» **WHAT TO WORK ON**
Repeat each line of the material exactly.

(Stored items)

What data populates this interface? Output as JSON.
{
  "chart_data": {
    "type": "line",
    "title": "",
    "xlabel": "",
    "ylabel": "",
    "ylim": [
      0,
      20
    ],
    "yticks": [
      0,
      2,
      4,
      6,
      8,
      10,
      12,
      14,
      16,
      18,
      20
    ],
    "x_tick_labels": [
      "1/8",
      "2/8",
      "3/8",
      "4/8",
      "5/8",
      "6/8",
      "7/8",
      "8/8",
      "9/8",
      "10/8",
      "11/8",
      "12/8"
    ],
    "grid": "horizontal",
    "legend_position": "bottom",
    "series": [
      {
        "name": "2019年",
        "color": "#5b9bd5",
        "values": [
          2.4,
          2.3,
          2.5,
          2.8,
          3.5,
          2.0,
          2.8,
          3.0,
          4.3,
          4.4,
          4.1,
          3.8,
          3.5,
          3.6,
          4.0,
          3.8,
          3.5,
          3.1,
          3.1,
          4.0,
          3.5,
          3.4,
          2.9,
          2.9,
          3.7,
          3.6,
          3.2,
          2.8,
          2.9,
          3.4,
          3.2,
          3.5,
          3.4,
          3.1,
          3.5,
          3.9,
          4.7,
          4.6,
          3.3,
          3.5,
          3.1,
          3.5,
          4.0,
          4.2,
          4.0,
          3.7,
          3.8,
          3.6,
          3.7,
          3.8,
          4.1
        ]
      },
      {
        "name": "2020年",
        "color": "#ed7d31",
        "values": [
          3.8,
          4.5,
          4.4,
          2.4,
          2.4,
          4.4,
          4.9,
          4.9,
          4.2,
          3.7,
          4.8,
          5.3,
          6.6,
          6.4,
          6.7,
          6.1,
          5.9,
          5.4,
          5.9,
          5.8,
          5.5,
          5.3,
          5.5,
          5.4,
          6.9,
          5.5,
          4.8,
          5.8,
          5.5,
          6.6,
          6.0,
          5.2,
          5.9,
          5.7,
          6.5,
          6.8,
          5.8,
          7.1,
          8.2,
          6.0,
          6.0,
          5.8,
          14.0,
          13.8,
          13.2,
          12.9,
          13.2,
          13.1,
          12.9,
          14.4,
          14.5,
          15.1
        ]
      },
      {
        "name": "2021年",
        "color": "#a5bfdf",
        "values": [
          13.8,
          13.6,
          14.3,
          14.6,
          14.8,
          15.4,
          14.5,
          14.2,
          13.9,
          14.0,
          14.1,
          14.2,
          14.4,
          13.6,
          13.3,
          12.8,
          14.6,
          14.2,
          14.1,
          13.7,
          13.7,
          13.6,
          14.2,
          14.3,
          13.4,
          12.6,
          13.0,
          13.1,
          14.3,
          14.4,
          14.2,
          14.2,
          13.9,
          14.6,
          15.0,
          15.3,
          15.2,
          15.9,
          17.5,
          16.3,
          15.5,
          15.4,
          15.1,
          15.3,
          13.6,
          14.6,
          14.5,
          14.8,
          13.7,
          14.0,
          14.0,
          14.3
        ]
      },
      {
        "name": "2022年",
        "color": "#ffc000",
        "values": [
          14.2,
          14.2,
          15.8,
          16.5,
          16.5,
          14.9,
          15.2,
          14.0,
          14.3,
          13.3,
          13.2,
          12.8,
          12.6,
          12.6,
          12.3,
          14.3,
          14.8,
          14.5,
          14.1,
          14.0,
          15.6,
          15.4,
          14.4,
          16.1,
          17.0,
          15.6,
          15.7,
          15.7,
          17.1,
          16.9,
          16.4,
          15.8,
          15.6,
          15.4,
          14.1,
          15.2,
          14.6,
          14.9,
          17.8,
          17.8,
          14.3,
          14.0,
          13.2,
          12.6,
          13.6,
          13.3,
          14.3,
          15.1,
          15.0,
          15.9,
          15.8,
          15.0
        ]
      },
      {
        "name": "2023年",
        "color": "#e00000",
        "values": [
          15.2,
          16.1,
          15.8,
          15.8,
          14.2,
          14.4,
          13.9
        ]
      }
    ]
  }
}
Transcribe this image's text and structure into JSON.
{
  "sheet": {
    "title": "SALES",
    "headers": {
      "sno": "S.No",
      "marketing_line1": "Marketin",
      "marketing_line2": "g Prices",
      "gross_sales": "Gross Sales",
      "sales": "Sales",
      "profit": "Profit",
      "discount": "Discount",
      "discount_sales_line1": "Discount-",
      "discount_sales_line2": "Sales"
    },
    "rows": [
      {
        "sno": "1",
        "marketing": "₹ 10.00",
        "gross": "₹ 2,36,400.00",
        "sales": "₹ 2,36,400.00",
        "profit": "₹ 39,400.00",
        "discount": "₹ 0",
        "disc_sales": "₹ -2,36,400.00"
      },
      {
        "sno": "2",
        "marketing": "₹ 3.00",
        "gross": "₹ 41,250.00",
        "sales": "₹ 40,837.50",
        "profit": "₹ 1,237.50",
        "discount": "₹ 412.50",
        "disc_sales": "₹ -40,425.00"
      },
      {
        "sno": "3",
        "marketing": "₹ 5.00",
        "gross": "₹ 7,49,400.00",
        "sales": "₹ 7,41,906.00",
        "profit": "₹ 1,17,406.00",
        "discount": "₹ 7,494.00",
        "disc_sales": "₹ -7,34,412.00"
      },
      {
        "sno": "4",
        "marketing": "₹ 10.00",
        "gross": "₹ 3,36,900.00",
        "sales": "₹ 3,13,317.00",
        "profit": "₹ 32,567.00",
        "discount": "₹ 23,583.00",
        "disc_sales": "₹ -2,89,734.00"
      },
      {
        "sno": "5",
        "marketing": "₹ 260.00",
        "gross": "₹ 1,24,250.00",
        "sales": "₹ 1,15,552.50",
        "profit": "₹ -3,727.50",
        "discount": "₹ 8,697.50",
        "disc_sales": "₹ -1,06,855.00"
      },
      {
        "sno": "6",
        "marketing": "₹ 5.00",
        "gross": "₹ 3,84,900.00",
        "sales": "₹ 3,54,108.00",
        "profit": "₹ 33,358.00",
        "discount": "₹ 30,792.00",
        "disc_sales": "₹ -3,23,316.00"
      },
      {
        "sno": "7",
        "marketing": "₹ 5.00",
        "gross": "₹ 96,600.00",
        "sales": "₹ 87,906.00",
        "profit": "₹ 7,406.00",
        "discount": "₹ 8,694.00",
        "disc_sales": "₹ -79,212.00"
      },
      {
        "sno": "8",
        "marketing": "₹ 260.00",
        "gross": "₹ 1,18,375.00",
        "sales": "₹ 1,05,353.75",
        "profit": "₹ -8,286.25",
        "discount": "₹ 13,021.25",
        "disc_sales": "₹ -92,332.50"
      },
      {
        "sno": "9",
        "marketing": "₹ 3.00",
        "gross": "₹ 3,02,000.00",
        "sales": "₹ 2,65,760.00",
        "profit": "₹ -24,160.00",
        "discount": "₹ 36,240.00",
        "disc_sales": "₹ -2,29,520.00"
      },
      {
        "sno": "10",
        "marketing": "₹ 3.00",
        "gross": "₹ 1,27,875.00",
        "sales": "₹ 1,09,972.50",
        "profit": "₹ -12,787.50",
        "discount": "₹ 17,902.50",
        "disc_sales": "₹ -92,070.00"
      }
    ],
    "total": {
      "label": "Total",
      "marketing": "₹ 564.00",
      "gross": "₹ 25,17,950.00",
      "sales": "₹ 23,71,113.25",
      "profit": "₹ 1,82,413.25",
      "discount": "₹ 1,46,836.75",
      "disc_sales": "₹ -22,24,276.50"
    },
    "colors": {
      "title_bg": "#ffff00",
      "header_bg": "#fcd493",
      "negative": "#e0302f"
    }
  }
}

» **ANSWER FOR THIS EXERCISE**
What data populates this interface? Output as JSON.
{
  "chart_data": {
    "type": "line",
    "title": "",
    "xlabel": "",
    "ylabel": "",
    "ylim": [
      0,
      20
    ],
    "yticks": [
      0,
      2,
      4,
      6,
      8,
      10,
      12,
      14,
      16,
      18,
      20
    ],
    "x_tick_labels": [
      "1/8",
      "2/8",
      "3/8",
      "4/8",
      "5/8",
      "6/8",
      "7/8",
      "8/8",
      "9/8",
      "10/8",
      "11/8",
      "12/8"
    ],
    "grid": "horizontal",
    "legend_position": "bottom",
    "series": [
      {
        "name": "2019年",
        "color": "#5b9bd5",
        "values": [
          2.4,
          2.3,
          2.5,
          2.8,
          3.5,
          2.0,
          2.8,
          3.0,
          4.3,
          4.4,
          4.1,
          3.8,
          3.5,
          3.6,
          4.0,
          3.8,
          3.5,
          3.1,
          3.1,
          4.0,
          3.5,
          3.4,
          2.9,
          2.9,
          3.7,
          3.6,
          3.2,
          2.8,
          2.9,
          3.4,
          3.2,
          3.5,
          3.4,
          3.1,
          3.5,
          3.9,
          4.7,
          4.6,
          3.3,
          3.5,
          3.1,
          3.5,
          4.0,
          4.2,
          4.0,
          3.7,
          3.8,
          3.6,
          3.7,
          3.8,
          4.1
        ]
      },
      {
        "name": "2020年",
        "color": "#ed7d31",
        "values": [
          3.8,
          4.5,
          4.4,
          2.4,
          2.4,
          4.4,
          4.9,
          4.9,
          4.2,
          3.7,
          4.8,
          5.3,
          6.6,
          6.4,
          6.7,
          6.1,
          5.9,
          5.4,
          5.9,
          5.8,
          5.5,
          5.3,
          5.5,
          5.4,
          6.9,
          5.5,
          4.8,
          5.8,
          5.5,
          6.6,
          6.0,
          5.2,
          5.9,
          5.7,
          6.5,
          6.8,
          5.8,
          7.1,
          8.2,
          6.0,
          6.0,
          5.8,
          14.0,
          13.8,
          13.2,
          12.9,
          13.2,
          13.1,
          12.9,
          14.4,
          14.5,
          15.1
        ]
      },
      {
        "name": "2021年",
        "color": "#a5bfdf",
        "values": [
          13.8,
          13.6,
          14.3,
          14.6,
          14.8,
          15.4,
          14.5,
          14.2,
          13.9,
          14.0,
          14.1,
          14.2,
          14.4,
          13.6,
          13.3,
          12.8,
          14.6,
          14.2,
          14.1,
          13.7,
          13.7,
          13.6,
          14.2,
          14.3,
          13.4,
          12.6,
          13.0,
          13.1,
          14.3,
          14.4,
          14.2,
          14.2,
          13.9,
          14.6,
          15.0,
          15.3,
          15.2,
          15.9,
          17.5,
          16.3,
          15.5,
          15.4,
          15.1,
          15.3,
          13.6,
          14.6,
          14.5,
          14.8,
          13.7,
          14.0,
          14.0,
          14.3
        ]
      },
      {
        "name": "2022年",
        "color": "#ffc000",
        "values": [
          14.2,
          14.2,
          15.8,
          16.5,
          16.5,
          14.9,
          15.2,
          14.0,
          14.3,
          13.3,
          13.2,
          12.8,
          12.6,
          12.6,
          12.3,
          14.3,
          14.8,
          14.5,
          14.1,
          14.0,
          15.6,
          15.4,
          14.4,
          16.1,
          17.0,
          15.6,
          15.7,
          15.7,
          17.1,
          16.9,
          16.4,
          15.8,
          15.6,
          15.4,
          14.1,
          15.2,
          14.6,
          14.9,
          17.8,
          17.8,
          14.3,
          14.0,
          13.2,
          12.6,
          13.6,
          13.3,
          14.3,
          15.1,
          15.0,
          15.9,
          15.8,
          15.0
        ]
      },
      {
        "name": "2023年",
        "color": "#e00000",
        "values": [
          15.2,
          16.1,
          15.8,
          15.8,
          14.2,
          14.4,
          13.9
        ]
      }
    ]
  }
}
Transcribe this image's text and structure into JSON.
{
  "sheet": {
    "title": "SALES",
    "headers": {
      "sno": "S.No",
      "marketing_line1": "Marketin",
      "marketing_line2": "g Prices",
      "gross_sales": "Gross Sales",
      "sales": "Sales",
      "profit": "Profit",
      "discount": "Discount",
      "discount_sales_line1": "Discount-",
      "discount_sales_line2": "Sales"
    },
    "rows": [
      {
        "sno": "1",
        "marketing": "₹ 10.00",
        "gross": "₹ 2,36,400.00",
        "sales": "₹ 2,36,400.00",
        "profit": "₹ 39,400.00",
        "discount": "₹ 0",
        "disc_sales": "₹ -2,36,400.00"
      },
      {
        "sno": "2",
        "marketing": "₹ 3.00",
        "gross": "₹ 41,250.00",
        "sales": "₹ 40,837.50",
        "profit": "₹ 1,237.50",
        "discount": "₹ 412.50",
        "disc_sales": "₹ -40,425.00"
      },
      {
        "sno": "3",
        "marketing": "₹ 5.00",
        "gross": "₹ 7,49,400.00",
        "sales": "₹ 7,41,906.00",
        "profit": "₹ 1,17,406.00",
        "discount": "₹ 7,494.00",
        "disc_sales": "₹ -7,34,412.00"
      },
      {
        "sno": "4",
        "marketing": "₹ 10.00",
        "gross": "₹ 3,36,900.00",
        "sales": "₹ 3,13,317.00",
        "profit": "₹ 32,567.00",
        "discount": "₹ 23,583.00",
        "disc_sales": "₹ -2,89,734.00"
      },
      {
        "sno": "5",
        "marketing": "₹ 260.00",
        "gross": "₹ 1,24,250.00",
        "sales": "₹ 1,15,552.50",
        "profit": "₹ -3,727.50",
        "discount": "₹ 8,697.50",
        "disc_sales": "₹ -1,06,855.00"
      },
      {
        "sno": "6",
        "marketing": "₹ 5.00",
        "gross": "₹ 3,84,900.00",
        "sales": "₹ 3,54,108.00",
        "profit": "₹ 33,358.00",
        "discount": "₹ 30,792.00",
        "disc_sales": "₹ -3,23,316.00"
      },
      {
        "sno": "7",
        "marketing": "₹ 5.00",
        "gross": "₹ 96,600.00",
        "sales": "₹ 87,906.00",
        "profit": "₹ 7,406.00",
        "discount": "₹ 8,694.00",
        "disc_sales": "₹ -79,212.00"
      },
      {
        "sno": "8",
        "marketing": "₹ 260.00",
        "gross": "₹ 1,18,375.00",
        "sales": "₹ 1,05,353.75",
        "profit": "₹ -8,286.25",
        "discount": "₹ 13,021.25",
        "disc_sales": "₹ -92,332.50"
      },
      {
        "sno": "9",
        "marketing": "₹ 3.00",
        "gross": "₹ 3,02,000.00",
        "sales": "₹ 2,65,760.00",
        "profit": "₹ -24,160.00",
        "discount": "₹ 36,240.00",
        "disc_sales": "₹ -2,29,520.00"
      },
      {
        "sno": "10",
        "marketing": "₹ 3.00",
        "gross": "₹ 1,27,875.00",
        "sales": "₹ 1,09,972.50",
        "profit": "₹ -12,787.50",
        "discount": "₹ 17,902.50",
        "disc_sales": "₹ -92,070.00"
      }
    ],
    "total": {
      "label": "Total",
      "marketing": "₹ 564.00",
      "gross": "₹ 25,17,950.00",
      "sales": "₹ 23,71,113.25",
      "profit": "₹ 1,82,413.25",
      "discount": "₹ 1,46,836.75",
      "disc_sales": "₹ -22,24,276.50"
    },
    "colors": {
      "title_bg": "#ffff00",
      "header_bg": "#fcd493",
      "negative": "#e0302f"
    }
  }
}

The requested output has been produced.